Lots of interest in the President’s deficit plan tomorrow. Media reports suggest that benefit cuts to entitlements in the form of the chained CPI (A number of folks have asked for a post on this which I’ll have up soon) or increase in the Medicare eligibility age are NOT in the plan.
I view this announcement as the President’s effort to add specificity to the framework he presented in April that called for $4 trillion in deficit reduction over 12 years. I figure that 12 becomes 10 years, they count something like $1 trillion of savings—all from spending cuts–from the Budget Control Act (that thing signed after the debt ceiling debacle) so they lean pretty hard on new revenues in tomorrow’s plan.

**Page segmentation data:**
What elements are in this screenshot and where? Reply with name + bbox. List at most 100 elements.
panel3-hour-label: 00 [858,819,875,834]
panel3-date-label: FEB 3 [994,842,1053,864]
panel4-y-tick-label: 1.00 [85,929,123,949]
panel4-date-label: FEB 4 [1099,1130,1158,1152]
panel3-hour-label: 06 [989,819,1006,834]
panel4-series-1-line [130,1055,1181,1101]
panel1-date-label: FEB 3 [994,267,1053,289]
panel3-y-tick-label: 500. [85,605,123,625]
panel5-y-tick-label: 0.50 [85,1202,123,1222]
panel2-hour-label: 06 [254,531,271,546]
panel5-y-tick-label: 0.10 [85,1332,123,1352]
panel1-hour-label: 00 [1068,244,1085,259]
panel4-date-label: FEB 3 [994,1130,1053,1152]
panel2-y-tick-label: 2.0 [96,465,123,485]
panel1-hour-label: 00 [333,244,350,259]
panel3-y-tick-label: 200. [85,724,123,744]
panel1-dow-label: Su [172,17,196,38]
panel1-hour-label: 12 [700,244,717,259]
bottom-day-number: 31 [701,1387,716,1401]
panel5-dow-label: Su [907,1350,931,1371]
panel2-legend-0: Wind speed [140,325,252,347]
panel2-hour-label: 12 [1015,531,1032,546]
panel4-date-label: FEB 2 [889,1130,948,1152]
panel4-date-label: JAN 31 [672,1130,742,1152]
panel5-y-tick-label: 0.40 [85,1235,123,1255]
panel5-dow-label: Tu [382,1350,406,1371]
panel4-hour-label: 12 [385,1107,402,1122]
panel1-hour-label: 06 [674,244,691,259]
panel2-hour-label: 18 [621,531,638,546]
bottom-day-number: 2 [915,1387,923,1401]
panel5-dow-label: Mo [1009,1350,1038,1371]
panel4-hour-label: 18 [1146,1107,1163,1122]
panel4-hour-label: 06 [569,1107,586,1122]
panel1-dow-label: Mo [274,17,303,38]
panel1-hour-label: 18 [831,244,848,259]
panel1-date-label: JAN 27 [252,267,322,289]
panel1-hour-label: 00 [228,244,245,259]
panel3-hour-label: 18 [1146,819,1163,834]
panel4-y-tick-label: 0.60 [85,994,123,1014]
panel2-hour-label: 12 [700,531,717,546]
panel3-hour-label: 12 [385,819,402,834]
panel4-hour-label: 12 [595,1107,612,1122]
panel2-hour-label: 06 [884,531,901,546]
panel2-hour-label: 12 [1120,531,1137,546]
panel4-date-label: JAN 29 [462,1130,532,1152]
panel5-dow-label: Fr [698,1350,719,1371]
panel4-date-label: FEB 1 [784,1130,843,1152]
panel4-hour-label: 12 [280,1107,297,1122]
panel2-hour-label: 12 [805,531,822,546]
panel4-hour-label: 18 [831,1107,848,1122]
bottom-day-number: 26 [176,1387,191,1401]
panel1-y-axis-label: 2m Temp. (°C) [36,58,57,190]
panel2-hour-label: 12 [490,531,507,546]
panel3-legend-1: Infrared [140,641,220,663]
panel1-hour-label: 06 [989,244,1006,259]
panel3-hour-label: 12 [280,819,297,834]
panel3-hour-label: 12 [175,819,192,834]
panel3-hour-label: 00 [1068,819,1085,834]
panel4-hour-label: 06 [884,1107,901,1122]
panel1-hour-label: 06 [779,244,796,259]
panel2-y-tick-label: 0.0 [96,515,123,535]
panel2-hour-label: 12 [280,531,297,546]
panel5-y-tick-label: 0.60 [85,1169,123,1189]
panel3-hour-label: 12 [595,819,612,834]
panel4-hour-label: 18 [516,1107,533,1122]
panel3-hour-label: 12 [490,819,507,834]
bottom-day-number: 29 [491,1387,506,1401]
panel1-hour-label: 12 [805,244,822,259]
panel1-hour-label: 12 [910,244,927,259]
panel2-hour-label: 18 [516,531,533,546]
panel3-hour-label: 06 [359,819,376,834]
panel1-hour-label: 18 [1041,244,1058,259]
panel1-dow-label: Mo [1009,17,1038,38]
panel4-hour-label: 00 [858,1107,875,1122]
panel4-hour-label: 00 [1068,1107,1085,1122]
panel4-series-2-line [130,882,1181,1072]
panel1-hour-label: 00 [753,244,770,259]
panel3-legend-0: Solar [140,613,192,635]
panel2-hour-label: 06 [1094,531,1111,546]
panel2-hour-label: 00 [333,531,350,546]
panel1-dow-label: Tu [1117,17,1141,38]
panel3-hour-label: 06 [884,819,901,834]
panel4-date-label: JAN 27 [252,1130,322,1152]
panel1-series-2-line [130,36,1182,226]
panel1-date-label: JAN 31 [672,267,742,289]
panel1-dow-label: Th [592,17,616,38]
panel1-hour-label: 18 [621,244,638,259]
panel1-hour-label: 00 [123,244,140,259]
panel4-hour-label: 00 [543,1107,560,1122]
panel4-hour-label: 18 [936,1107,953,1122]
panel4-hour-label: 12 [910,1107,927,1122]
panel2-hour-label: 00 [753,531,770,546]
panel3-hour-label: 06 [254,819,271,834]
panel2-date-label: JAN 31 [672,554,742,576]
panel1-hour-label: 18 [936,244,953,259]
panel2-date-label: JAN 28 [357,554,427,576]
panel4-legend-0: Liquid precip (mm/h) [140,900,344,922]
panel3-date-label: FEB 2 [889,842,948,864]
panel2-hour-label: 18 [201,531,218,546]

**TASKS TO PERFORM:**
(A) From the post about the President's deficit plan, extract the passage starting at "Lots of interest" and ending at "in tomorrow’s plan.".
(B) Write the next part of the post about the President's deficit plan, picking up after its final sentence.

**ANSWERS PROVIDED:**
(A)
Lots of interest in the President’s deficit plan tomorrow. Media reports suggest that benefit cuts to entitlements in the form of the chained CPI (A number of folks have asked for a post on this which I’ll have up soon) or increase in the Medicare eligibility age are NOT in the plan.
I view this announcement as the President’s effort to add specificity to the framework he presented in April that called for $4 trillion in deficit reduction over 12 years. I figure that 12 becomes 10 years, they count something like $1 trillion of savings—all from spending cuts–from the Budget Control Act (that thing signed after the debt ceiling debacle) so they lean pretty hard on new revenues in tomorrow’s plan.

(B)
The White House already announced their “Buffett Tax” idea to raise revenue by adding a minimum tax rate for households with incomes above $1 million. Recall that Warren Buffett penned a recent oped for the NYT urging the Treasury to “stop coddling the rich” in the tax code. He may not be getting a lot of love at “the club,” but the argument broadly resonated and this rule would serve as a backstop to avoid situations where folks like him pay a smaller share of their income in taxes than everybody else (I like the idea…it’s like an Alternative Minimum Tax for millionaires…and it’s simple, which is very important—if your income’s over a mil, and your tax bill after all your special goodies and deductions as a share of your income is below some rate, then you have to pay the higher rate…bing, zap, zoom).
R’s are predictably jumping all over this and any other idea that involves revenue, which makes one wonder how much tomorrow’s announcement by the really matters. The question is: does it change the probabilities for the super-committee (SC)—does it increase the odds that they avoid gridlock and report out a plan?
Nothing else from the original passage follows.